-- LISTED ENTRIES start --

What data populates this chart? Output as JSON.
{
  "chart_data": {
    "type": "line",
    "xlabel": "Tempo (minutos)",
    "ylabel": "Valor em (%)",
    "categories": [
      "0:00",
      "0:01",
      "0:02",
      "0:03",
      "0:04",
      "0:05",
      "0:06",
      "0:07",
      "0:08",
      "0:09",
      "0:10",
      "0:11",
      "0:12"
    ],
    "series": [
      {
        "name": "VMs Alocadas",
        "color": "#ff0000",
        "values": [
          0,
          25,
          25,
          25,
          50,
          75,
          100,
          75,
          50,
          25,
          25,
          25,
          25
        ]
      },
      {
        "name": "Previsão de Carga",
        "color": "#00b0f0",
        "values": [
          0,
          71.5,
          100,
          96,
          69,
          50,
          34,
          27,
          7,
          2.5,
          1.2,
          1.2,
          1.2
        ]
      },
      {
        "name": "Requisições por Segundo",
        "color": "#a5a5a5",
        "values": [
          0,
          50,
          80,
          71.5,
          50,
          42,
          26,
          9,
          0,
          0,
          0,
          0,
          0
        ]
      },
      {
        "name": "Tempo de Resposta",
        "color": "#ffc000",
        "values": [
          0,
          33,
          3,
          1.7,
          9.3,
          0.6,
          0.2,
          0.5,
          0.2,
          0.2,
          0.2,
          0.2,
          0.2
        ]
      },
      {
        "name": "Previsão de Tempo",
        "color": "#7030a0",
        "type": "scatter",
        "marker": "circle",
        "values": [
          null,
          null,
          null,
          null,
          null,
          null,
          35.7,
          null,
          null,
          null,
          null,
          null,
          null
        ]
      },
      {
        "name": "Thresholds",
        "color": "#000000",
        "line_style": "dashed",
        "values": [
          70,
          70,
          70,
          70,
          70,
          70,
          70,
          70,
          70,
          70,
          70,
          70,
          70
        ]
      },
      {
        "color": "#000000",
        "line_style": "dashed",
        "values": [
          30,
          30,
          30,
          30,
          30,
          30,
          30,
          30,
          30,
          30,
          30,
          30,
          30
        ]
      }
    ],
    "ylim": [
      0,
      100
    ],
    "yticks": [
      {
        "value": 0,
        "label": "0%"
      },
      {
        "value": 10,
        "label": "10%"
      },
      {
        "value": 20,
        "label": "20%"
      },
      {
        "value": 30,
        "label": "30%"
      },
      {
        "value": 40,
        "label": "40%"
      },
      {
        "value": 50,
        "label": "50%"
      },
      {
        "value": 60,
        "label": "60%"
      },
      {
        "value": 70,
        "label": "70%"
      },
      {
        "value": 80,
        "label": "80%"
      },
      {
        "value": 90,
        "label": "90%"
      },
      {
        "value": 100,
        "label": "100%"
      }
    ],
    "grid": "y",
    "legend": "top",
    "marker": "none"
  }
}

-- LISTED ENTRIES end --

### WHAT YOU SHOULD DO
Find every line in the listing that holds the string "color", then say how many there are as a bare number.

### TASK SOLUTION
7